--- Begin SUPPLIED DATA ---

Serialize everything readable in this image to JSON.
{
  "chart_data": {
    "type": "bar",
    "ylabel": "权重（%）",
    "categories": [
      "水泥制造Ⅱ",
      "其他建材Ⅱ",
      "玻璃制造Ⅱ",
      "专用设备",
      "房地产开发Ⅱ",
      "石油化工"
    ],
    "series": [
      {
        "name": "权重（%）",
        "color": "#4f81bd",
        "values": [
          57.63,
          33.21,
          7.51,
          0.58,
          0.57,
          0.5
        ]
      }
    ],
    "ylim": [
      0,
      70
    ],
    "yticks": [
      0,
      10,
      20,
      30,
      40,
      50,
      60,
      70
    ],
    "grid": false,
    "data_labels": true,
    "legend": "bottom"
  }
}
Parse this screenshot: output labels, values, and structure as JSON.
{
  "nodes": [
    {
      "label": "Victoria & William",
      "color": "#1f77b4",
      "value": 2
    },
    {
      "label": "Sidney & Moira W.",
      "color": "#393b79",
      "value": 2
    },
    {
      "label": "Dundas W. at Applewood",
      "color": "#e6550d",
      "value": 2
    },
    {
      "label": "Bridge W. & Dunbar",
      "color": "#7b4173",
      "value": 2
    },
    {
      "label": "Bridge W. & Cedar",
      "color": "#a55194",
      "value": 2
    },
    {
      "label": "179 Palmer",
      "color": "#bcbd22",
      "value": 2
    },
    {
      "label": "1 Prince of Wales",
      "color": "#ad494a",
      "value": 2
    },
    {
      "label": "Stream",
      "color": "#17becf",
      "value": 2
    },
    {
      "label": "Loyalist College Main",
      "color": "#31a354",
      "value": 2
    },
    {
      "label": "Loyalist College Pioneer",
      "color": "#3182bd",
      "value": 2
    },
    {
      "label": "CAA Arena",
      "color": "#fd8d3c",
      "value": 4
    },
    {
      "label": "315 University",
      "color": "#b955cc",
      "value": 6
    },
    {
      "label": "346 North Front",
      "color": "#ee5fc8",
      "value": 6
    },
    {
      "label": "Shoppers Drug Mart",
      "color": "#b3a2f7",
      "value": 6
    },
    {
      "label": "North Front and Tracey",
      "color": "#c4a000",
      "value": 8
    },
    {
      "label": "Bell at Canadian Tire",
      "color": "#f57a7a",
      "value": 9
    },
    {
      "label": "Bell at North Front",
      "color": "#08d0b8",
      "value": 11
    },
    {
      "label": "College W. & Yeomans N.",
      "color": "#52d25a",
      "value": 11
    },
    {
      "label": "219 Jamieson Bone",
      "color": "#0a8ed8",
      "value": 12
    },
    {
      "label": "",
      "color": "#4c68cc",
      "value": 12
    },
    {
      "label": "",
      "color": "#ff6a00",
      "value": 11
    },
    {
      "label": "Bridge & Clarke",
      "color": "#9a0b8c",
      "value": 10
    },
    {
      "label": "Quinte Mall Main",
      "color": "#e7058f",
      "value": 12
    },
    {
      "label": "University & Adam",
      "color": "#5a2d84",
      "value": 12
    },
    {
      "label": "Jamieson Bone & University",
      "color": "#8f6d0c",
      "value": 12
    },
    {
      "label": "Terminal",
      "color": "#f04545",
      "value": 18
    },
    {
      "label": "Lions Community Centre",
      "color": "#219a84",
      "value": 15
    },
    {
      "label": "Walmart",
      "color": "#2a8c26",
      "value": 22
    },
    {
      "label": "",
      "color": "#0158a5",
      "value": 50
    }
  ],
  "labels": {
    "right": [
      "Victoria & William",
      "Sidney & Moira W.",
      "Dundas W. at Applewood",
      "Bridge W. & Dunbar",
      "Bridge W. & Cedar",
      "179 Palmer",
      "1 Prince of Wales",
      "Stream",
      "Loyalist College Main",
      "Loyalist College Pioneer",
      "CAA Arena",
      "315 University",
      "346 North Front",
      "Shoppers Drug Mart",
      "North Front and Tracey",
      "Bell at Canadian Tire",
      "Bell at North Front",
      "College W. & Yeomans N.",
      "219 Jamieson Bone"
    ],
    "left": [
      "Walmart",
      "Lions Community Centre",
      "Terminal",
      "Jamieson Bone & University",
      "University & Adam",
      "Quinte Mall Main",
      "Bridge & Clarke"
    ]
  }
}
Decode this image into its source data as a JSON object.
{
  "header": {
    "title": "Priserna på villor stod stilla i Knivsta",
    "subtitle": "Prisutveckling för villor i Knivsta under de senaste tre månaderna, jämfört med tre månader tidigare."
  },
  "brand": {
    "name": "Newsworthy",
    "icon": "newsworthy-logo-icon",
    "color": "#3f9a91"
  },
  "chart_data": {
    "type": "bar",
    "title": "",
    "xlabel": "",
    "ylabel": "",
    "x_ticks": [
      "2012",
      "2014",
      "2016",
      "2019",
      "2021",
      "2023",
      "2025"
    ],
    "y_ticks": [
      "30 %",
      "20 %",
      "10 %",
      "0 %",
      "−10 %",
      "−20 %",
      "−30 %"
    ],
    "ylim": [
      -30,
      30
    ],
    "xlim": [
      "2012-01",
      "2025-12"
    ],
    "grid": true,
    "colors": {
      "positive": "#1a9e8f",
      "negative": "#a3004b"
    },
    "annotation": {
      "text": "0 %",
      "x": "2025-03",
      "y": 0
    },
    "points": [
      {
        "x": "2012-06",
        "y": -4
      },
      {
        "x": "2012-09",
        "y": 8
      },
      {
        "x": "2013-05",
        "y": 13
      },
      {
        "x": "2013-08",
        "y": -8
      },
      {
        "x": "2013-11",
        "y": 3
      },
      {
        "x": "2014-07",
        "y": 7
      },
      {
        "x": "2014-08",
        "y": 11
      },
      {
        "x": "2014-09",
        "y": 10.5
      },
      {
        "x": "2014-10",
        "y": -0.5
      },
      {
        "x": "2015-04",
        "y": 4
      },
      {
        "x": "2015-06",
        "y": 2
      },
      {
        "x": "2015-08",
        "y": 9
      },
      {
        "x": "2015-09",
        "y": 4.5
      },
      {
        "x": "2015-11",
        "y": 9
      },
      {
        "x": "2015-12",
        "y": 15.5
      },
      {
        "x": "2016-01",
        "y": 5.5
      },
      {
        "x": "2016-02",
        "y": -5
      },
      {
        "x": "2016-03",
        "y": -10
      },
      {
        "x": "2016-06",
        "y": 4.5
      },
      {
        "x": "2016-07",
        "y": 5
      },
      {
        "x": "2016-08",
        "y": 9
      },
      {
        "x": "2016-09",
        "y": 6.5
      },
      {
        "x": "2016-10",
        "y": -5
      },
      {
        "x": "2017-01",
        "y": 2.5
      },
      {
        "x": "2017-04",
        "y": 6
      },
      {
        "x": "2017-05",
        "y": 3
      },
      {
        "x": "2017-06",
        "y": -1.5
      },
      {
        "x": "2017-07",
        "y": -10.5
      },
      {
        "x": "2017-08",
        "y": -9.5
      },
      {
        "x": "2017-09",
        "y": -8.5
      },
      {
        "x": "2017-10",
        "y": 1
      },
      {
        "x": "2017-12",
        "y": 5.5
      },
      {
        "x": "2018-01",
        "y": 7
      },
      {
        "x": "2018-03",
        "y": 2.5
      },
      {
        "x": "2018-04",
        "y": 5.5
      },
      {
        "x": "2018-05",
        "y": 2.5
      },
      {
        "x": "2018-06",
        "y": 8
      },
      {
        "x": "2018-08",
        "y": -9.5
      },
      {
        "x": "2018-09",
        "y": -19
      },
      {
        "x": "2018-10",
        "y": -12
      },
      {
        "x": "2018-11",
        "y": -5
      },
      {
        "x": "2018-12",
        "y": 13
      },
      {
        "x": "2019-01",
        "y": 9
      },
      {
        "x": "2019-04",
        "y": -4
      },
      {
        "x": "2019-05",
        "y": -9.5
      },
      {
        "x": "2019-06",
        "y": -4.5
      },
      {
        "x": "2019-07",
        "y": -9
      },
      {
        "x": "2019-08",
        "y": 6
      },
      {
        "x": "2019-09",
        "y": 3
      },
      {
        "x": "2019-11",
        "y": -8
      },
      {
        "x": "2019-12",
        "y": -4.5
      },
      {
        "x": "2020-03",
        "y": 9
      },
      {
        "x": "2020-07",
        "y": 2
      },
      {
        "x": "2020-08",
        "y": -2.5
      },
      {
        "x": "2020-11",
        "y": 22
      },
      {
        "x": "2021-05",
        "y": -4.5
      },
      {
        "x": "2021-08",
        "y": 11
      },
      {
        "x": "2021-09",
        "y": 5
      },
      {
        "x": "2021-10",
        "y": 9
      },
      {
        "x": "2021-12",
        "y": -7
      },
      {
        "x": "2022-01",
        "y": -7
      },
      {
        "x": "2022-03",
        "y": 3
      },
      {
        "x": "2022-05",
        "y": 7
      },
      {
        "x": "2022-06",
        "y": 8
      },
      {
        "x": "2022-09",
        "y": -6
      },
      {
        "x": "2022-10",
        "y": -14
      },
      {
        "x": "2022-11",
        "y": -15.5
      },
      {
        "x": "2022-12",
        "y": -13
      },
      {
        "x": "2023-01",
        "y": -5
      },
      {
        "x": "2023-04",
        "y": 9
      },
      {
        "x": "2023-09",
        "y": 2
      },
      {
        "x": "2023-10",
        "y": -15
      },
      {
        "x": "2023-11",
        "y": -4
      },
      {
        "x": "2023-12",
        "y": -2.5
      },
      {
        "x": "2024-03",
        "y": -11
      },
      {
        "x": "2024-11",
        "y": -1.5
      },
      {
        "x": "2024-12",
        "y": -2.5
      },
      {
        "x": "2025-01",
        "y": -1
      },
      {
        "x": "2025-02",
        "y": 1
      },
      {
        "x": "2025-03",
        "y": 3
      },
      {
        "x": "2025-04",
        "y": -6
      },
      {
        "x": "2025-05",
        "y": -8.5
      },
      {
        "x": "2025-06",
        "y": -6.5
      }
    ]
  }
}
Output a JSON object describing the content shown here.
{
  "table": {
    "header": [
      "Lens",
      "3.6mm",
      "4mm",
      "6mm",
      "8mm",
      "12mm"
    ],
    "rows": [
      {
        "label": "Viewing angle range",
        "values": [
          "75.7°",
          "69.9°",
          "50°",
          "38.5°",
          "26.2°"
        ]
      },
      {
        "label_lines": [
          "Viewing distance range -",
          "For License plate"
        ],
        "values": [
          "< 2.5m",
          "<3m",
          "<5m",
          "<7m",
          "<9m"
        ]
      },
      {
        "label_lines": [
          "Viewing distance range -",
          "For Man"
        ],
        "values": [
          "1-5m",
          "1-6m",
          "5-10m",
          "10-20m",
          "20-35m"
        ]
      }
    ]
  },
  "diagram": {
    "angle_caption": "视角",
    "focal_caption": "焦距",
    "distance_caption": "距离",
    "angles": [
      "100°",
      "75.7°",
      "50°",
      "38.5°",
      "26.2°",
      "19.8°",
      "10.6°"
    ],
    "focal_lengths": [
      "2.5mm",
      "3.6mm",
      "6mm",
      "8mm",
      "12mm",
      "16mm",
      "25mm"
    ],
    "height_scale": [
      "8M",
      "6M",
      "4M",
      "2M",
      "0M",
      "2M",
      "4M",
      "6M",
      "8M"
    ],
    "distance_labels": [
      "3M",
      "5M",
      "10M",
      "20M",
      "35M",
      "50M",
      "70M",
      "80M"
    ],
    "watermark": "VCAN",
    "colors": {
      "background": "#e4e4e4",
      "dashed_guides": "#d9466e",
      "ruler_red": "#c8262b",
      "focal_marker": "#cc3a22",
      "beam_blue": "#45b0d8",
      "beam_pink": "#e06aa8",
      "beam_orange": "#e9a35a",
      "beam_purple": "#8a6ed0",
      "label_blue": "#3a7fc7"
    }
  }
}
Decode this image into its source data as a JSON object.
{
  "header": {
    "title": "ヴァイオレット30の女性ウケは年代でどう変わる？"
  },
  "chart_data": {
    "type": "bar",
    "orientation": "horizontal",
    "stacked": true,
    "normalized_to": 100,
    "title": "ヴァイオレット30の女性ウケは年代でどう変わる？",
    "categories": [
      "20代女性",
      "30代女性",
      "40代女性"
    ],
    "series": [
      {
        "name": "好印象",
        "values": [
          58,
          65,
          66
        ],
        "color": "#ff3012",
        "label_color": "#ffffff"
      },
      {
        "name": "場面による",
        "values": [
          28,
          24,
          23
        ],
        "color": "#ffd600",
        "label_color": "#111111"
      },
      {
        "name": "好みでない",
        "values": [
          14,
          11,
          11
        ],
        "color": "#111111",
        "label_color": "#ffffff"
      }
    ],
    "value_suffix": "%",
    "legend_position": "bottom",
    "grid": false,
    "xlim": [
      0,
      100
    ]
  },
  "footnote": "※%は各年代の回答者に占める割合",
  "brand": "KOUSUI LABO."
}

--- End SUPPLIED DATA ---

Copy out each line of the listing that holds "Lions".

ANSWER FOR THIS EXERCISE -
      "label": "Lions Community Centre",
      "Lions Community Centre",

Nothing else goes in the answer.